== The request ==
Reproduce every entry in the listing without alteration.

= = = = =

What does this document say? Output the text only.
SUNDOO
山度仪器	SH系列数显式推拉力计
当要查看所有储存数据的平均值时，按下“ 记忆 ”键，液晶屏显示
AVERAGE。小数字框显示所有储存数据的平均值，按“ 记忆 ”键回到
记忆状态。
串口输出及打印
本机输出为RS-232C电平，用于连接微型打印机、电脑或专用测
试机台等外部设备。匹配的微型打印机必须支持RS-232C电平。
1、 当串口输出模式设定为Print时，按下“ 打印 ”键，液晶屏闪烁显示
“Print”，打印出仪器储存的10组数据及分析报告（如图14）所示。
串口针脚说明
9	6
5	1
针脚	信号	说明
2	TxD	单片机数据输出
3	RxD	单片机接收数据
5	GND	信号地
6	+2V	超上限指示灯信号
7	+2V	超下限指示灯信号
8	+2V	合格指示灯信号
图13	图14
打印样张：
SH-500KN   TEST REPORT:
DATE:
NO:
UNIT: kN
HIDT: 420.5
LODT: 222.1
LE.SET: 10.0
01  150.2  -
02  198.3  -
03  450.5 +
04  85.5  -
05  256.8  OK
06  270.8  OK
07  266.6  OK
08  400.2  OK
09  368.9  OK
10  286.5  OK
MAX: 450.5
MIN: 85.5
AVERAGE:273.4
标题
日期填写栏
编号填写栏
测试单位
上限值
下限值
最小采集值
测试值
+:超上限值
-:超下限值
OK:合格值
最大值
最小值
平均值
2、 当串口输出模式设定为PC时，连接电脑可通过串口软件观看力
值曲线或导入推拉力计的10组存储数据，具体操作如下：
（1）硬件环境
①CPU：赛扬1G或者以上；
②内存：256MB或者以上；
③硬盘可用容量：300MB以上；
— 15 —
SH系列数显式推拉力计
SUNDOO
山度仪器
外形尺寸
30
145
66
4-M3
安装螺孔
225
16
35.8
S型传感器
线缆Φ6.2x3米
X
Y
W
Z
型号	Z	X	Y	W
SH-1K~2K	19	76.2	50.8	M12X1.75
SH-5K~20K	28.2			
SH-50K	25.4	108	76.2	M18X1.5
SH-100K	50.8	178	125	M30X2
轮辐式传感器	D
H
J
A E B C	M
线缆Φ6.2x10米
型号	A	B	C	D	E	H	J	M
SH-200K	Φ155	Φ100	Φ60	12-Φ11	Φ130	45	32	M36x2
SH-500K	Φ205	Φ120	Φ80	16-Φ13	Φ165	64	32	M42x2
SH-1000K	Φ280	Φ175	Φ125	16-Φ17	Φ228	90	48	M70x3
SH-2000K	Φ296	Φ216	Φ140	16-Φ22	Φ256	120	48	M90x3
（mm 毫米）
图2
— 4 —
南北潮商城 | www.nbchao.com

= = = = =

== Response to the exercise ==
What does this document say? Output the text only.
SUNDOO
山度仪器	SH系列数显式推拉力计
当要查看所有储存数据的平均值时，按下“ 记忆 ”键，液晶屏显示
AVERAGE。小数字框显示所有储存数据的平均值，按“ 记忆 ”键回到
记忆状态。
串口输出及打印
本机输出为RS-232C电平，用于连接微型打印机、电脑或专用测
试机台等外部设备。匹配的微型打印机必须支持RS-232C电平。
1、 当串口输出模式设定为Print时，按下“ 打印 ”键，液晶屏闪烁显示
“Print”，打印出仪器储存的10组数据及分析报告（如图14）所示。
串口针脚说明
9	6
5	1
针脚	信号	说明
2	TxD	单片机数据输出
3	RxD	单片机接收数据
5	GND	信号地
6	+2V	超上限指示灯信号
7	+2V	超下限指示灯信号
8	+2V	合格指示灯信号
图13	图14
打印样张：
SH-500KN   TEST REPORT:
DATE:
NO:
UNIT: kN
HIDT: 420.5
LODT: 222.1
LE.SET: 10.0
01  150.2  -
02  198.3  -
03  450.5 +
04  85.5  -
05  256.8  OK
06  270.8  OK
07  266.6  OK
08  400.2  OK
09  368.9  OK
10  286.5  OK
MAX: 450.5
MIN: 85.5
AVERAGE:273.4
标题
日期填写栏
编号填写栏
测试单位
上限值
下限值
最小采集值
测试值
+:超上限值
-:超下限值
OK:合格值
最大值
最小值
平均值
2、 当串口输出模式设定为PC时，连接电脑可通过串口软件观看力
值曲线或导入推拉力计的10组存储数据，具体操作如下：
（1）硬件环境
①CPU：赛扬1G或者以上；
②内存：256MB或者以上；
③硬盘可用容量：300MB以上；
— 15 —
SH系列数显式推拉力计
SUNDOO
山度仪器
外形尺寸
30
145
66
4-M3
安装螺孔
225
16
35.8
S型传感器
线缆Φ6.2x3米
X
Y
W
Z
型号	Z	X	Y	W
SH-1K~2K	19	76.2	50.8	M12X1.75
SH-5K~20K	28.2			
SH-50K	25.4	108	76.2	M18X1.5
SH-100K	50.8	178	125	M30X2
轮辐式传感器	D
H
J
A E B C	M
线缆Φ6.2x10米
型号	A	B	C	D	E	H	J	M
SH-200K	Φ155	Φ100	Φ60	12-Φ11	Φ130	45	32	M36x2
SH-500K	Φ205	Φ120	Φ80	16-Φ13	Φ165	64	32	M42x2
SH-1000K	Φ280	Φ175	Φ125	16-Φ17	Φ228	90	48	M70x3
SH-2000K	Φ296	Φ216	Φ140	16-Φ22	Φ256	120	48	M90x3
（mm 毫米）
图2
— 4 —
南北潮商城 | www.nbchao.com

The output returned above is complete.